# DIRECTION:
Look through the material below. Copy every line with the string "stem" in it.

Data extracted from a collection

-- START --

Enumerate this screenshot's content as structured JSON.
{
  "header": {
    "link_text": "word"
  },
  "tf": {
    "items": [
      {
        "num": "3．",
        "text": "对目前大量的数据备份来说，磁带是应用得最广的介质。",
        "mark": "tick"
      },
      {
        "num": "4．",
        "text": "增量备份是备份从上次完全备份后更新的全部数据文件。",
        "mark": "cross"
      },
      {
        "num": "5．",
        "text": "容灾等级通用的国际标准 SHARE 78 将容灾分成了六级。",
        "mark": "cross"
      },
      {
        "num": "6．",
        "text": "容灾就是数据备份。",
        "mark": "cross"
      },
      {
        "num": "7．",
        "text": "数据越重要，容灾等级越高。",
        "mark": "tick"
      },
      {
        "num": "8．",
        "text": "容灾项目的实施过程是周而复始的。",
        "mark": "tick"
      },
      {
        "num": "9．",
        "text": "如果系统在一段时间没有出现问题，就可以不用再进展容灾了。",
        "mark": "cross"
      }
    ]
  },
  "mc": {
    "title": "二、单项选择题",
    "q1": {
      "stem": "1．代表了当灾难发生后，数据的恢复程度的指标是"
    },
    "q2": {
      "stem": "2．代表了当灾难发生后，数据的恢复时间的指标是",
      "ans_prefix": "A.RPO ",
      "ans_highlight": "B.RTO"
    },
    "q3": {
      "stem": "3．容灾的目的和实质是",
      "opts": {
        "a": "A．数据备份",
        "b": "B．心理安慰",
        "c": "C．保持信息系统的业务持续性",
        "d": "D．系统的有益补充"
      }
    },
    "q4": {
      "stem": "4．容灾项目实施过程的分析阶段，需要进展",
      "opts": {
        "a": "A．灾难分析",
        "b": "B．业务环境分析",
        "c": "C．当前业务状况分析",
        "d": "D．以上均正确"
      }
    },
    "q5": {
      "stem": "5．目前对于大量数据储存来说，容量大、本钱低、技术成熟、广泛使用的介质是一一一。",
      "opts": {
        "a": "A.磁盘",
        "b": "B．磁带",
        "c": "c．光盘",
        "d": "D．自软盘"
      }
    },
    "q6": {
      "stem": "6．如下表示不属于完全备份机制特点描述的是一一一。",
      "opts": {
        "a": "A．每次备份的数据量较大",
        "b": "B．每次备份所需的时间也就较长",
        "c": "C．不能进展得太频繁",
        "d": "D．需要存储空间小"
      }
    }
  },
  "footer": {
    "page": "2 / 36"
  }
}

-- END --

# ANSWER TO THIS EXERCISE:
      "stem": "1．代表了当灾难发生后，数据的恢复程度的指标是"
      "stem": "2．代表了当灾难发生后，数据的恢复时间的指标是",
      "stem": "3．容灾的目的和实质是",
      "stem": "4．容灾项目实施过程的分析阶段，需要进展",
      "stem": "5．目前对于大量数据储存来说，容量大、本钱低、技术成熟、广泛使用的介质是一一一。",
      "stem": "6．如下表示不属于完全备份机制特点描述的是一一一。",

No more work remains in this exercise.